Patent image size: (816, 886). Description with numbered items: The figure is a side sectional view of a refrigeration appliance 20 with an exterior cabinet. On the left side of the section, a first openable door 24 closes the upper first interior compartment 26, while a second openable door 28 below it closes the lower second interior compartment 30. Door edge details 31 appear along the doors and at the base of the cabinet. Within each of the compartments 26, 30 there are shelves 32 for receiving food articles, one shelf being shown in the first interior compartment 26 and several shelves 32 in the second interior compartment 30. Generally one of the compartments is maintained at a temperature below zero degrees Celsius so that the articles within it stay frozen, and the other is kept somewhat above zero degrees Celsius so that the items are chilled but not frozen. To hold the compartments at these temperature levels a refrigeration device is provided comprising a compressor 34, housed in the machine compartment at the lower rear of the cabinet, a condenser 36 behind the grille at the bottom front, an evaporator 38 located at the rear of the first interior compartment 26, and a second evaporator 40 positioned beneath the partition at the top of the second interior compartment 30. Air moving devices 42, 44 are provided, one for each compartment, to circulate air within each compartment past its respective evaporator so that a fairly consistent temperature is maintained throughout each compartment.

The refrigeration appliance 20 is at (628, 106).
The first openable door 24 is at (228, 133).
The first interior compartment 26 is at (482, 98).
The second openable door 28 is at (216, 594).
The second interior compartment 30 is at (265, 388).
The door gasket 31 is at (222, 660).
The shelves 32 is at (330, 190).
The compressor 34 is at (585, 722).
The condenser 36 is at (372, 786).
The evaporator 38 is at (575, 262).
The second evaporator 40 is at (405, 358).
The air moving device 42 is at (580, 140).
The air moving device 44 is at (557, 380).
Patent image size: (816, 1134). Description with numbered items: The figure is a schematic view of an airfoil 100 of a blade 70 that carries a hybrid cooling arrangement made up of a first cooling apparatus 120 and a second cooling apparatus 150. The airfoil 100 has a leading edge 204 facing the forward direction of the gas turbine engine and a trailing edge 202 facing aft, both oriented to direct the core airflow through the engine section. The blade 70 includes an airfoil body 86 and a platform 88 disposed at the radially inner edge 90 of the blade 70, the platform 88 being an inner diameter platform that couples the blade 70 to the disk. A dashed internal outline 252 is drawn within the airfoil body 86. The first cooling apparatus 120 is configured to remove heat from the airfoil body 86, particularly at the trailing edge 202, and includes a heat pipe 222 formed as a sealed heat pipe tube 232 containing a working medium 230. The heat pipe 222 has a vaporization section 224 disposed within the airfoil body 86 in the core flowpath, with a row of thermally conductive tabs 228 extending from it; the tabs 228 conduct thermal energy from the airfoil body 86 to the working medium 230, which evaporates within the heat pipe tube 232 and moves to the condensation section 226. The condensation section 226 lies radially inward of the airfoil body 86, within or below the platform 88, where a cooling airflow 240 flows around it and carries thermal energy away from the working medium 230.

**WORK TO DO:** Lay out every line of the items above as a numbered list, omitting any blank lines.

**RESPONSE BELOW:**
1. Patent image size: (816, 886). Description with numbered items: The figure is a side sectional view of a refrigeration appliance 20 with an exterior cabinet. On the left side of the section, a first openable door 24 closes the upper first interior compartment 26, while a second openable door 28 below it closes the lower second interior compartment 30. Door edge details 31 appear along the doors and at the base of the cabinet. Within each of the compartments 26, 30 there are shelves 32 for receiving food articles, one shelf being shown in the first interior compartment 26 and several shelves 32 in the second interior compartment 30. Generally one of the compartments is maintained at a temperature below zero degrees Celsius so that the articles within it stay frozen, and the other is kept somewhat above zero degrees Celsius so that the items are chilled but not frozen. To hold the compartments at these temperature levels a refrigeration device is provided comprising a compressor 34, housed in the machine compartment at the lower rear of the cabinet, a condenser 36 behind the grille at the bottom front, an evaporator 38 located at the rear of the first interior compartment 26, and a second evaporator 40 positioned beneath the partition at the top of the second interior compartment 30. Air moving devices 42, 44 are provided, one for each compartment, to circulate air within each compartment past its respective evaporator so that a fairly consistent temperature is maintained throughout each compartment.
2. The refrigeration appliance 20 is at (628, 106).
3. The first openable door 24 is at (228, 133).
4. The first interior compartment 26 is at (482, 98).
5. The second openable door 28 is at (216, 594).
6. The second interior compartment 30 is at (265, 388).
7. The door gasket 31 is at (222, 660).
8. The shelves 32 is at (330, 190).
9. The compressor 34 is at (585, 722).
10. The condenser 36 is at (372, 786).
11. The evaporator 38 is at (575, 262).
12. The second evaporator 40 is at (405, 358).
13. The air moving device 42 is at (580, 140).
14. The air moving device 44 is at (557, 380).
15. Patent image size: (816, 1134). Description with numbered items: The figure is a schematic view of an airfoil 100 of a blade 70 that carries a hybrid cooling arrangement made up of a first cooling apparatus 120 and a second cooling apparatus 150. The airfoil 100 has a leading edge 204 facing the forward direction of the gas turbine engine and a trailing edge 202 facing aft, both oriented to direct the core airflow through the engine section. The blade 70 includes an airfoil body 86 and a platform 88 disposed at the radially inner edge 90 of the blade 70, the platform 88 being an inner diameter platform that couples the blade 70 to the disk. A dashed internal outline 252 is drawn within the airfoil body 86. The first cooling apparatus 120 is configured to remove heat from the airfoil body 86, particularly at the trailing edge 202, and includes a heat pipe 222 formed as a sealed heat pipe tube 232 containing a working medium 230. The heat pipe 222 has a vaporization section 224 disposed within the airfoil body 86 in the core flowpath, with a row of thermally conductive tabs 228 extending from it; the tabs 228 conduct thermal energy from the airfoil body 86 to the working medium 230, which evaporates within the heat pipe tube 232 and moves to the condensation section 226. The condensation section 226 lies radially inward of the airfoil body 86, within or below the platform 88, where a cooling airflow 240 flows around it and carries thermal energy away from the working medium 230.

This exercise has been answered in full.